__BRIEF__: Copy every line of the listing below word for word, keeping the original order.

## start DATA ENTRIES

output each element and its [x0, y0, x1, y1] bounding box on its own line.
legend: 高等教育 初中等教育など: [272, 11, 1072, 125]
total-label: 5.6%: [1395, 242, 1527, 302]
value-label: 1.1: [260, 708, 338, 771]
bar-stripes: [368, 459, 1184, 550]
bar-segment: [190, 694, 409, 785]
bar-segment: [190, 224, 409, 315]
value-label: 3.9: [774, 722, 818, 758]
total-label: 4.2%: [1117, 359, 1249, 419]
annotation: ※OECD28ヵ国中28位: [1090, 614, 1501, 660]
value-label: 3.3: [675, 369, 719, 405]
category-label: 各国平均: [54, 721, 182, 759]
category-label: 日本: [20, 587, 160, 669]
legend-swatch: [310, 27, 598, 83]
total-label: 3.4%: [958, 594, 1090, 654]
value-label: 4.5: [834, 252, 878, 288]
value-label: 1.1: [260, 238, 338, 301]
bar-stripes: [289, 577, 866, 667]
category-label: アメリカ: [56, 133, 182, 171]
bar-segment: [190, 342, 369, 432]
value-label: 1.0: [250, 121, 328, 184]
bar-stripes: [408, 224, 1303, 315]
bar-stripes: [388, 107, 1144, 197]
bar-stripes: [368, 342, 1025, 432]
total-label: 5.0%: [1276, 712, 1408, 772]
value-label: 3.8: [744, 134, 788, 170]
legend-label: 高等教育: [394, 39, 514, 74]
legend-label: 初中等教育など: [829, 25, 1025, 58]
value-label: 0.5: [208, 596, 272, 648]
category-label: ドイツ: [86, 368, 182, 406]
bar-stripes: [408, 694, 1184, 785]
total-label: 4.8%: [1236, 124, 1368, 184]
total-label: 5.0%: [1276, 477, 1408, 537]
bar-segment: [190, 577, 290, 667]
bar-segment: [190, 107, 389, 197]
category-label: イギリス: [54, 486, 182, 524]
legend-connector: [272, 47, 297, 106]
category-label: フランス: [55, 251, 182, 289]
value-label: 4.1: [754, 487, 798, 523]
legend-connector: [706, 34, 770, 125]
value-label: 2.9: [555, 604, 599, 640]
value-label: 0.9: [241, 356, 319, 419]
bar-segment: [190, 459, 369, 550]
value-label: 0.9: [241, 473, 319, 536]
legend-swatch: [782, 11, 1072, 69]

## end DATA ENTRIES

__FINISHED ANSWER__:
output each element and its [x0, y0, x1, y1] bounding box on its own line.
legend: 高等教育 初中等教育など: [272, 11, 1072, 125]
total-label: 5.6%: [1395, 242, 1527, 302]
value-label: 1.1: [260, 708, 338, 771]
bar-stripes: [368, 459, 1184, 550]
bar-segment: [190, 694, 409, 785]
bar-segment: [190, 224, 409, 315]
value-label: 3.9: [774, 722, 818, 758]
total-label: 4.2%: [1117, 359, 1249, 419]
annotation: ※OECD28ヵ国中28位: [1090, 614, 1501, 660]
value-label: 3.3: [675, 369, 719, 405]
category-label: 各国平均: [54, 721, 182, 759]
category-label: 日本: [20, 587, 160, 669]
legend-swatch: [310, 27, 598, 83]
total-label: 3.4%: [958, 594, 1090, 654]
value-label: 4.5: [834, 252, 878, 288]
value-label: 1.1: [260, 238, 338, 301]
bar-stripes: [289, 577, 866, 667]
category-label: アメリカ: [56, 133, 182, 171]
bar-segment: [190, 342, 369, 432]
value-label: 1.0: [250, 121, 328, 184]
bar-stripes: [408, 224, 1303, 315]
bar-stripes: [388, 107, 1144, 197]
bar-stripes: [368, 342, 1025, 432]
total-label: 5.0%: [1276, 712, 1408, 772]
value-label: 3.8: [744, 134, 788, 170]
legend-label: 高等教育: [394, 39, 514, 74]
legend-label: 初中等教育など: [829, 25, 1025, 58]
value-label: 0.5: [208, 596, 272, 648]
category-label: ドイツ: [86, 368, 182, 406]
bar-stripes: [408, 694, 1184, 785]
total-label: 4.8%: [1236, 124, 1368, 184]
total-label: 5.0%: [1276, 477, 1408, 537]
bar-segment: [190, 577, 290, 667]
bar-segment: [190, 107, 389, 197]
category-label: イギリス: [54, 486, 182, 524]
legend-connector: [272, 47, 297, 106]
category-label: フランス: [55, 251, 182, 289]
value-label: 4.1: [754, 487, 798, 523]
legend-connector: [706, 34, 770, 125]
value-label: 2.9: [555, 604, 599, 640]
value-label: 0.9: [241, 356, 319, 419]
bar-segment: [190, 459, 369, 550]
value-label: 0.9: [241, 473, 319, 536]
legend-swatch: [782, 11, 1072, 69]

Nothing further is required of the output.